- [EXERCISE INSTRUCTIONS]
Your task is to output the entries below word for word.

· · · · ·

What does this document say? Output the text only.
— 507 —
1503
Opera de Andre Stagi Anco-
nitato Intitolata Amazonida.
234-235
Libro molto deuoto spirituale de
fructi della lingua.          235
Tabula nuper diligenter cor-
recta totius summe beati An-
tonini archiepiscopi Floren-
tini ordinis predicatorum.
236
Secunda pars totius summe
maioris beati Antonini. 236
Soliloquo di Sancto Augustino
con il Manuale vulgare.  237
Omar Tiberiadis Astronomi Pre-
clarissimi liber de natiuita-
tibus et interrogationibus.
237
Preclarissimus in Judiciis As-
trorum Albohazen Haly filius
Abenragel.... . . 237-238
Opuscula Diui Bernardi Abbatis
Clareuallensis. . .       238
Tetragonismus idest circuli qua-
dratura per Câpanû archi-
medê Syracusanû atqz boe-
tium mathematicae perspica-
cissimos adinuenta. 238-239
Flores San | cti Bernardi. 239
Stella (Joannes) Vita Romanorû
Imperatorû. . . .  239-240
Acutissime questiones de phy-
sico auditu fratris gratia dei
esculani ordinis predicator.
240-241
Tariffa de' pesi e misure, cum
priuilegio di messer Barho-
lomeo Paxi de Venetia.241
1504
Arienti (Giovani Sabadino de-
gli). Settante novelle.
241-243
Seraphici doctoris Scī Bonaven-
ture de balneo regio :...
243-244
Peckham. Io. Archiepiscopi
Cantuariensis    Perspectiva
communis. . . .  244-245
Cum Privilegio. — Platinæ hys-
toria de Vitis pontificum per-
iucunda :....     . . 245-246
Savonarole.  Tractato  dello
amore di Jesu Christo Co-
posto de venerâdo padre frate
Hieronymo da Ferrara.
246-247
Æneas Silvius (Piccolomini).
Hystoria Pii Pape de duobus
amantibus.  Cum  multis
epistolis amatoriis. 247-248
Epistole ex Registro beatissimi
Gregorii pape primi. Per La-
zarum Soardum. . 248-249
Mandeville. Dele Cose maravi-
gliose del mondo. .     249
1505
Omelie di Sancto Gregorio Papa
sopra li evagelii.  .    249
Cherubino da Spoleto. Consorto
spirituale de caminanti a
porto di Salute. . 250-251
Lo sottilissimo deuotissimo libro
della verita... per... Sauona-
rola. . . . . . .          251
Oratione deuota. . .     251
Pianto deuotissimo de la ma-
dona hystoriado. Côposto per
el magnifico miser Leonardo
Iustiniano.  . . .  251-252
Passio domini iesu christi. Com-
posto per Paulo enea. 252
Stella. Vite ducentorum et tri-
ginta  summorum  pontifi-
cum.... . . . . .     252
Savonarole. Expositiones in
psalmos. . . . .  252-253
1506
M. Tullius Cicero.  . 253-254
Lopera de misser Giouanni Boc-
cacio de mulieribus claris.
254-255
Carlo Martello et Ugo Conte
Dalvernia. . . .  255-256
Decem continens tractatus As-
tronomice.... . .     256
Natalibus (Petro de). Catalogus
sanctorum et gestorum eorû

· · · · ·

- [EXERCISE SOLUTION]
What does this document say? Output the text only.
— 507 —
1503
Opera de Andre Stagi Anco-
nitato Intitolata Amazonida.
234-235
Libro molto deuoto spirituale de
fructi della lingua.          235
Tabula nuper diligenter cor-
recta totius summe beati An-
tonini archiepiscopi Floren-
tini ordinis predicatorum.
236
Secunda pars totius summe
maioris beati Antonini. 236
Soliloquo di Sancto Augustino
con il Manuale vulgare.  237
Omar Tiberiadis Astronomi Pre-
clarissimi liber de natiuita-
tibus et interrogationibus.
237
Preclarissimus in Judiciis As-
trorum Albohazen Haly filius
Abenragel.... . . 237-238
Opuscula Diui Bernardi Abbatis
Clareuallensis. . .       238
Tetragonismus idest circuli qua-
dratura per Câpanû archi-
medê Syracusanû atqz boe-
tium mathematicae perspica-
cissimos adinuenta. 238-239
Flores San | cti Bernardi. 239
Stella (Joannes) Vita Romanorû
Imperatorû. . . .  239-240
Acutissime questiones de phy-
sico auditu fratris gratia dei
esculani ordinis predicator.
240-241
Tariffa de' pesi e misure, cum
priuilegio di messer Barho-
lomeo Paxi de Venetia.241
1504
Arienti (Giovani Sabadino de-
gli). Settante novelle.
241-243
Seraphici doctoris Scī Bonaven-
ture de balneo regio :...
243-244
Peckham. Io. Archiepiscopi
Cantuariensis    Perspectiva
communis. . . .  244-245
Cum Privilegio. — Platinæ hys-
toria de Vitis pontificum per-
iucunda :....     . . 245-246
Savonarole.  Tractato  dello
amore di Jesu Christo Co-
posto de venerâdo padre frate
Hieronymo da Ferrara.
246-247
Æneas Silvius (Piccolomini).
Hystoria Pii Pape de duobus
amantibus.  Cum  multis
epistolis amatoriis. 247-248
Epistole ex Registro beatissimi
Gregorii pape primi. Per La-
zarum Soardum. . 248-249
Mandeville. Dele Cose maravi-
gliose del mondo. .     249
1505
Omelie di Sancto Gregorio Papa
sopra li evagelii.  .    249
Cherubino da Spoleto. Consorto
spirituale de caminanti a
porto di Salute. . 250-251
Lo sottilissimo deuotissimo libro
della verita... per... Sauona-
rola. . . . . . .          251
Oratione deuota. . .     251
Pianto deuotissimo de la ma-
dona hystoriado. Côposto per
el magnifico miser Leonardo
Iustiniano.  . . .  251-252
Passio domini iesu christi. Com-
posto per Paulo enea. 252
Stella. Vite ducentorum et tri-
ginta  summorum  pontifi-
cum.... . . . . .     252
Savonarole. Expositiones in
psalmos. . . . .  252-253
1506
M. Tullius Cicero.  . 253-254
Lopera de misser Giouanni Boc-
cacio de mulieribus claris.
254-255
Carlo Martello et Ugo Conte
Dalvernia. . . .  255-256
Decem continens tractatus As-
tronomice.... . .     256
Natalibus (Petro de). Catalogus
sanctorum et gestorum eorû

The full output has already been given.